[PASSAGE PROVIDED Boundary: Start]

My reaction to learning the above was to determine to work with pleco groups and not with pairs or even reverse trios. My thinking was, while that would limit the number of potnetial offspring but it should also insure that the offspring would be of the best potential quality which is how nature designed it to be.

One last quick observation which for sure applies to zebra plecos. The alpha male in a group was rarely the biggest male. It is often the 2nd biggest. Apparently, if the slightly smaller fish is aggressive enough, it can be the Alpha. It turned out I was not the only person to have discovered this.

As always, the above is my experience with this and others may have a different opinion.
 
One of the biggest reasons I do this was because of a research paper I read about who gets to spawn in a group of 100 tetras. The paper was about the actual genetic diversity that could be expected from such a large group. I figured that the more individuals, the more diverse the gene pool would be. But, to my surprise, it was a fairly limited number of individuals. The genetic diversity was much less than one might expect from a group of that size.

That makes so much sense as you explain it! Also how giving them a more natural option of selecting from a group rather than being stuck with Dave over there, who stinks and is really annoying, but he's the only male around, so guess we'll have to repopulate the earth to keep our species alive" zero other options of a pair or adding a single male to my girls tank. We know the female choosing the best males to pass on the best genes is vital in so many mammal species, birds, fish - makes perfect sense it would apply to plecos too!

Same with giving them a selection of caves to choose from. I have a few options, but will keep an eye out to collect more for future plans... I'm not ready to pleco breed yet, and won't be spending cash on plecos just yet, but I've found a couple of local breeders who have L181's, and the price isn't too bad for young babies
My reaction to learning the above was to determine to work with pleco groups and not with pairs or even reverse trios. My thinking was, while that would limit the number of potnetial offspring but it should also insure that the offspring would be of the best potential quality which is how nature designed it to be.

[PASSAGE PROVIDED Boundary: End]
[DATA UNDER STUDY Boundary: Start]

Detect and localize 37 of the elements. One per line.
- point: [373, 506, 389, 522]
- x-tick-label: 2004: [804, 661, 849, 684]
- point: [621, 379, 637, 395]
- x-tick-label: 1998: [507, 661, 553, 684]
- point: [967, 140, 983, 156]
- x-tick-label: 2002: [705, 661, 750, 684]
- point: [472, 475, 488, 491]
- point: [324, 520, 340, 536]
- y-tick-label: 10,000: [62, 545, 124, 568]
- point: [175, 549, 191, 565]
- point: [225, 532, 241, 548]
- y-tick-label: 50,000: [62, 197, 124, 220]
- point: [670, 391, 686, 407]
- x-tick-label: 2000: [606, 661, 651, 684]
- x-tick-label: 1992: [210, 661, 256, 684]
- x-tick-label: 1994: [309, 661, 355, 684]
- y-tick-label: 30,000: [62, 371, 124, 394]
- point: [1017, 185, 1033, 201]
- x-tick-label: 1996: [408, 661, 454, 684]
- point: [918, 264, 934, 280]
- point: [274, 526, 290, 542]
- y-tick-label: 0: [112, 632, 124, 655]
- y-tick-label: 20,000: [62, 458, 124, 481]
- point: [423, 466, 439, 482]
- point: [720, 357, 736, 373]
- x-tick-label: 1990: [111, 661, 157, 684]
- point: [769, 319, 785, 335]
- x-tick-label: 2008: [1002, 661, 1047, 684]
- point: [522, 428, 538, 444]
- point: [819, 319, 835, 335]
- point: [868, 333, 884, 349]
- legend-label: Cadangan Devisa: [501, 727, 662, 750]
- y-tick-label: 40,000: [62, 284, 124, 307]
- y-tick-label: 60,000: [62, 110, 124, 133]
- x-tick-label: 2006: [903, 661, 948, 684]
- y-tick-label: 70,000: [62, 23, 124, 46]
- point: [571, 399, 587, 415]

[DATA UNDER STUDY Boundary: End]

## EXERCISES TO COMPLETE
a: According to the pleco breeding discussion, which male in a group of zebra plecos is often the alpha?
b: Pick up the pleco breeding discussion after its final sentence and keep it going.
The listing has no role in this work.

## EXPECTED OUTPUTS
a: The second biggest male is often the alpha.

b:
Sorry, last question (at least in this thread on this topic, I'll definitely pick your brain more in other threads and pm, about plecos and other stuff!) :D ;) but since it relates so strongly to this;

You mentioned about the genetic diversity by having a group, so while I know it's ideal if you can mix fresh blood in by getting youngsters from different sources, the chances are that I'd only be able to get a group of babies from the same spawn, so they'd be siblings. I know that there would still be variances in their genes and stronger or weaker males and females within that group, so they could still select the best mates from that group, but that would mean the first generation I'd produce would be inbred to siblings... is that setting myself up to fail? I just doubt that I could find enough young from different breeders of the same species that are unrelated and close enough in age that they're all be mature to breed at the same time.

Is it okay to get say, a batch of 6-8 L181 plec babies from the same source? While I have two females that may be unrelated, they also might have come from the same breeder. I'd also have to check the spines in the dorsal to make sure they're definitely L181's too, since I only found out mine weren't L183's when they matured and lost the white edges to their dorsal and tail fins. The juvenile markings are so similar between the two! But I know there's a difference in the number of dorsal spines. I'd like to have another type of plec at some point too though... if I got a group of another pleco species, would they be okay sharing a tank with the two L181 females? Or should it really be a tank just for the breeding group of plecs, and no other fish even at the upper levels? Since I'm not looking to turn into a serious breeder, just would be something I'd like to try at least once, I'd ideally still like other fish in there, but would definitely heed your advice if that's a bad idea!